Exercise task:
State the number of lines with the string "CPIH" in them, and nothing else.
------ Raw records
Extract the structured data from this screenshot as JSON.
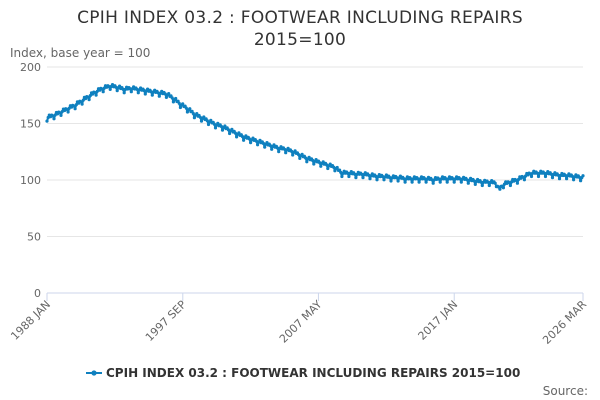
{
  "chart_data": {
    "type": "line",
    "title": "CPIH INDEX 03.2 : FOOTWEAR INCLUDING REPAIRS 2015=100",
    "ylabel": "Index, base year = 100",
    "xlabel": "",
    "ylim": [
      0,
      200
    ],
    "yticks": [
      0,
      50,
      100,
      150,
      200
    ],
    "xlim": [
      1988.0,
      2026.17
    ],
    "xticks": [
      {
        "label": "1988 JAN",
        "t": 1988.0
      },
      {
        "label": "1997 SEP",
        "t": 1997.67
      },
      {
        "label": "2007 MAY",
        "t": 2007.33
      },
      {
        "label": "2017 JAN",
        "t": 2017.0
      },
      {
        "label": "2026 MAR",
        "t": 2026.17
      }
    ],
    "grid": true,
    "legend_position": "bottom",
    "source_label": "Source:",
    "series": [
      {
        "name": "CPIH INDEX 03.2 : FOOTWEAR INCLUDING REPAIRS 2015=100",
        "color": "#0f80bf",
        "x": [
          1988.0,
          1988.5,
          1989.0,
          1989.5,
          1990.0,
          1990.5,
          1991.0,
          1991.5,
          1992.0,
          1992.5,
          1993.0,
          1993.5,
          1994.0,
          1994.5,
          1995.0,
          1995.5,
          1996.0,
          1996.5,
          1997.0,
          1997.5,
          1998.0,
          1998.5,
          1999.0,
          1999.5,
          2000.0,
          2000.5,
          2001.0,
          2001.5,
          2002.0,
          2002.5,
          2003.0,
          2003.5,
          2004.0,
          2004.5,
          2005.0,
          2005.5,
          2006.0,
          2006.5,
          2007.0,
          2007.5,
          2008.0,
          2008.5,
          2009.0,
          2009.5,
          2010.0,
          2010.5,
          2011.0,
          2011.5,
          2012.0,
          2012.5,
          2013.0,
          2013.5,
          2014.0,
          2014.5,
          2015.0,
          2015.5,
          2016.0,
          2016.5,
          2017.0,
          2017.5,
          2018.0,
          2018.5,
          2019.0,
          2019.5,
          2020.0,
          2020.2,
          2020.5,
          2021.0,
          2021.5,
          2022.0,
          2022.5,
          2023.0,
          2023.5,
          2024.0,
          2024.5,
          2025.0,
          2025.5,
          2026.17
        ],
        "values": [
          155,
          157,
          160,
          163,
          166,
          170,
          174,
          178,
          181,
          183,
          182,
          180,
          181,
          180,
          179,
          178,
          177,
          176,
          172,
          167,
          163,
          158,
          155,
          152,
          149,
          147,
          144,
          141,
          138,
          136,
          134,
          132,
          130,
          128,
          127,
          125,
          122,
          119,
          117,
          115,
          113,
          111,
          106,
          106,
          105,
          105,
          104,
          103,
          103,
          102,
          102,
          101,
          101,
          101,
          101,
          100,
          101,
          101,
          101,
          101,
          100,
          99,
          98,
          98,
          97,
          91,
          96,
          98,
          100,
          103,
          106,
          106,
          106,
          105,
          104,
          104,
          103,
          102
        ],
        "ripple": 2.2,
        "marker": "circle"
      }
    ]
  }
}
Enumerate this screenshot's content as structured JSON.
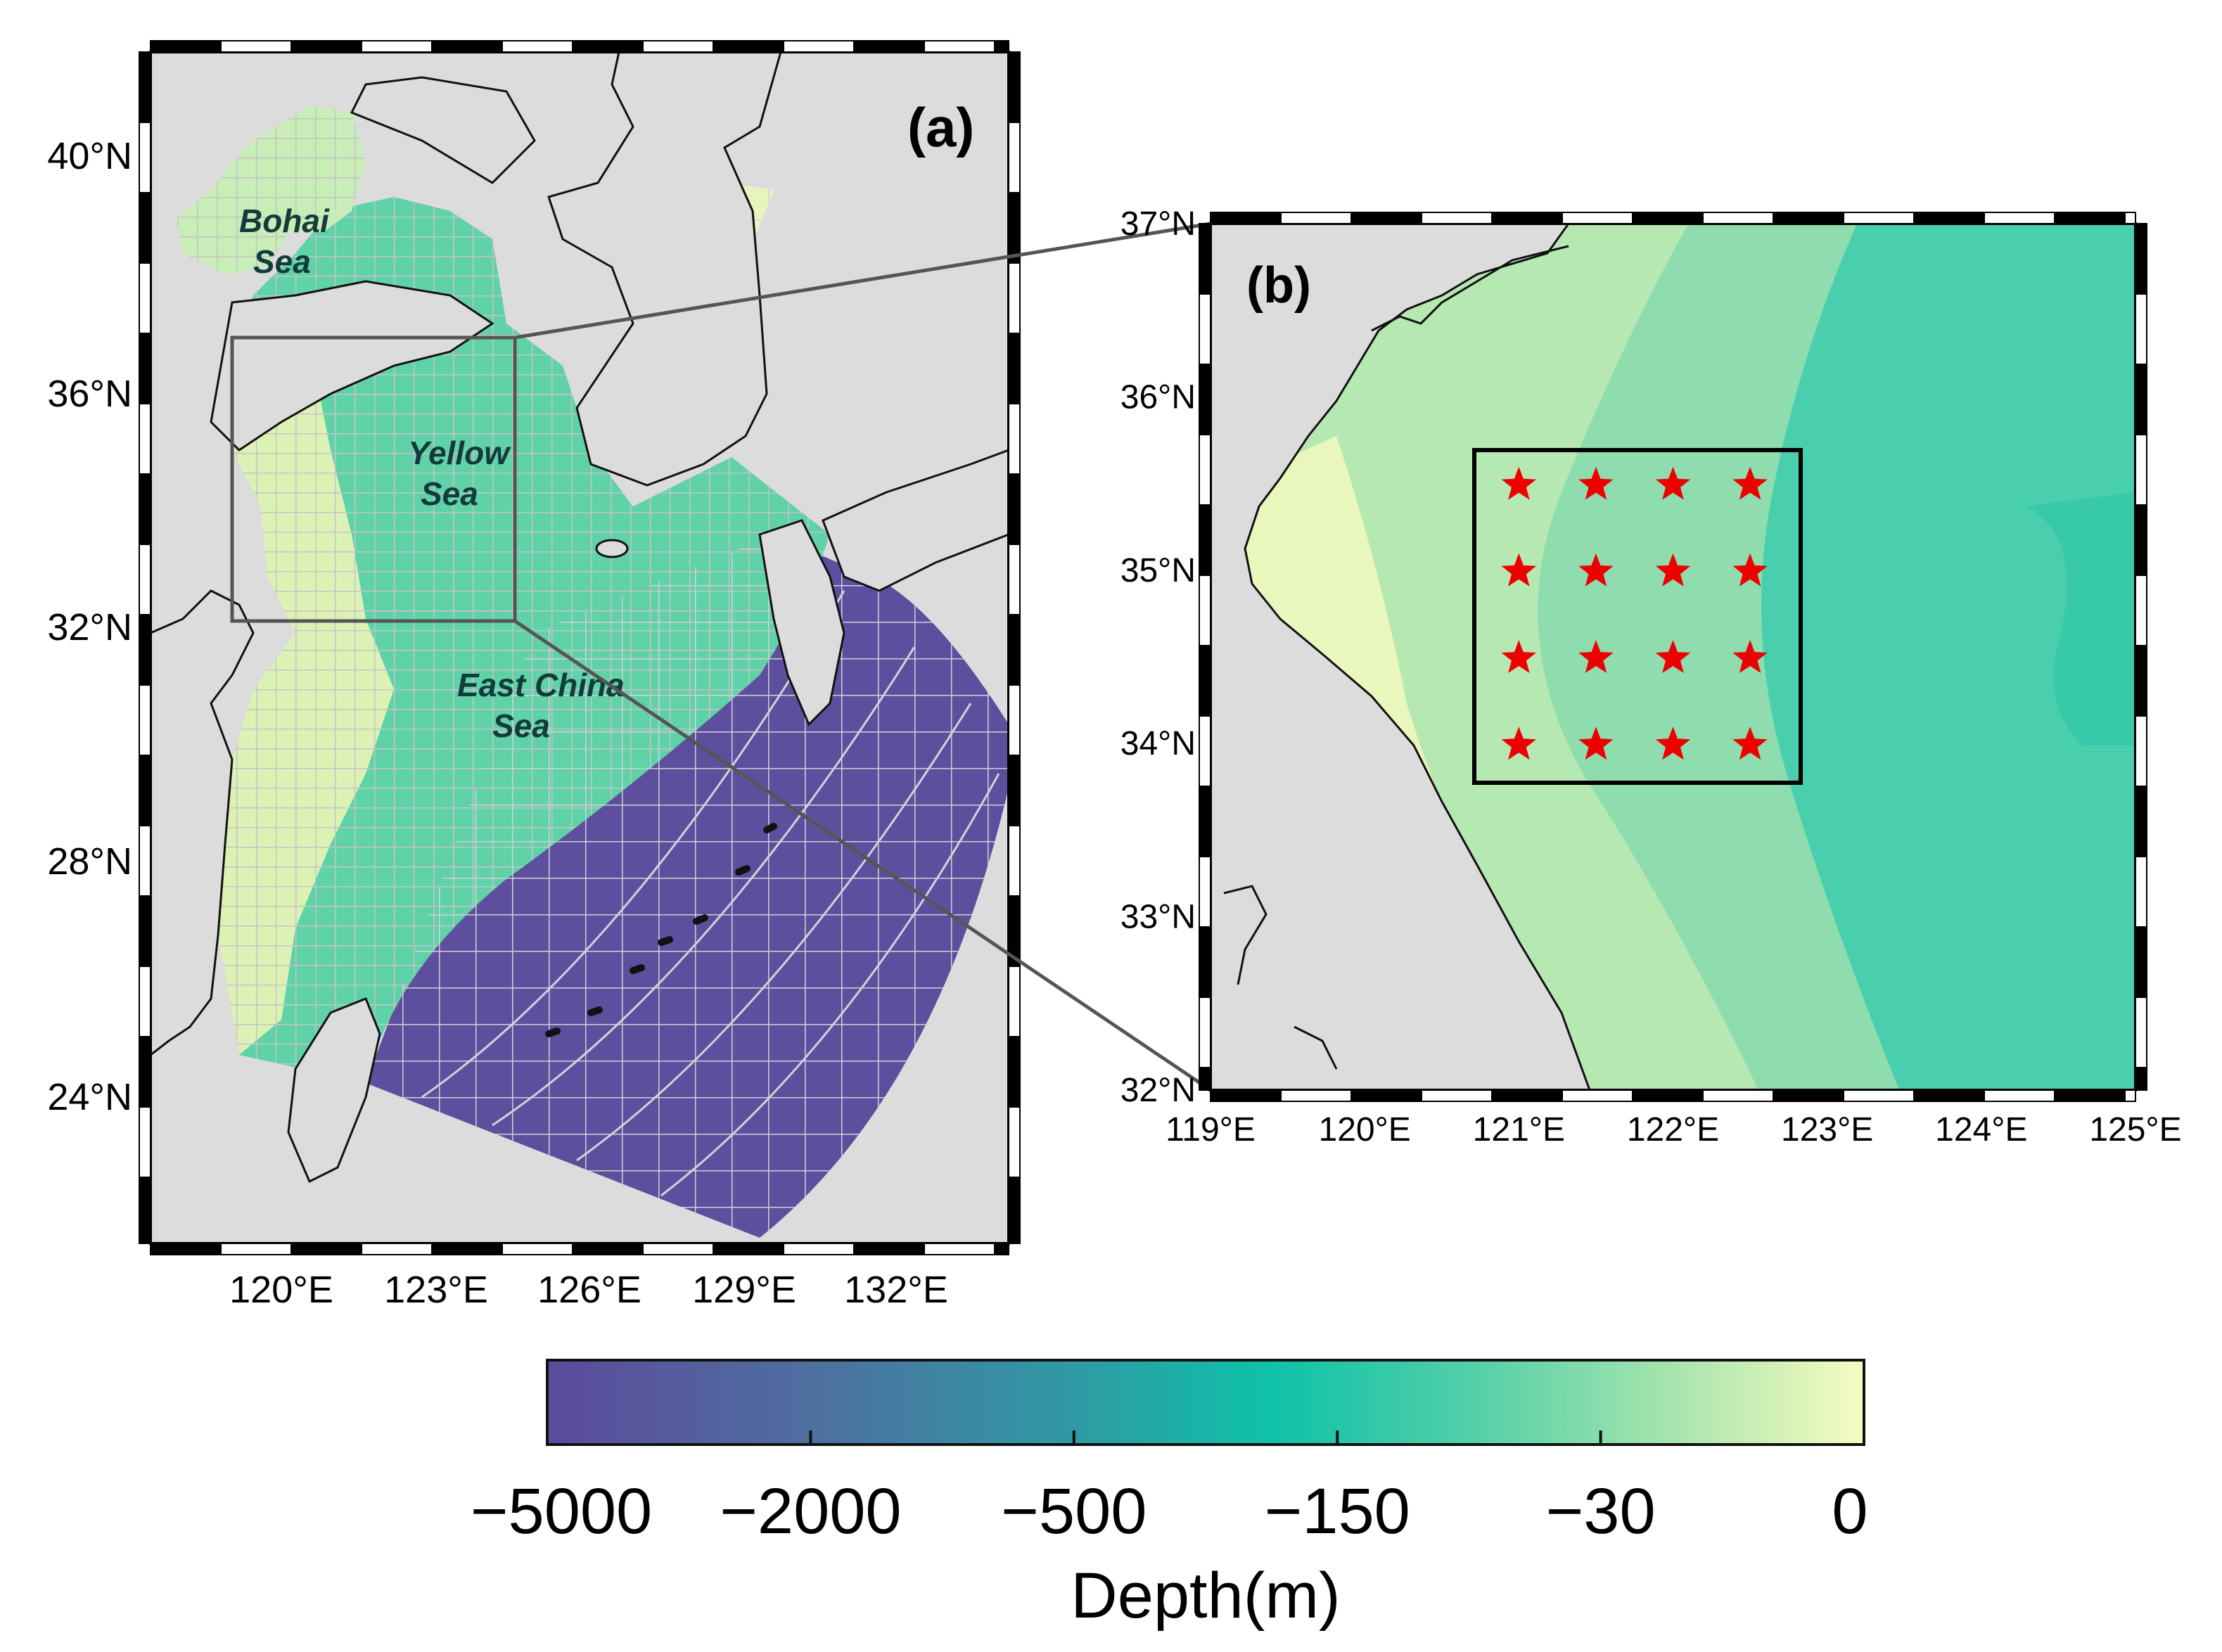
------------
Solution to this problem:
2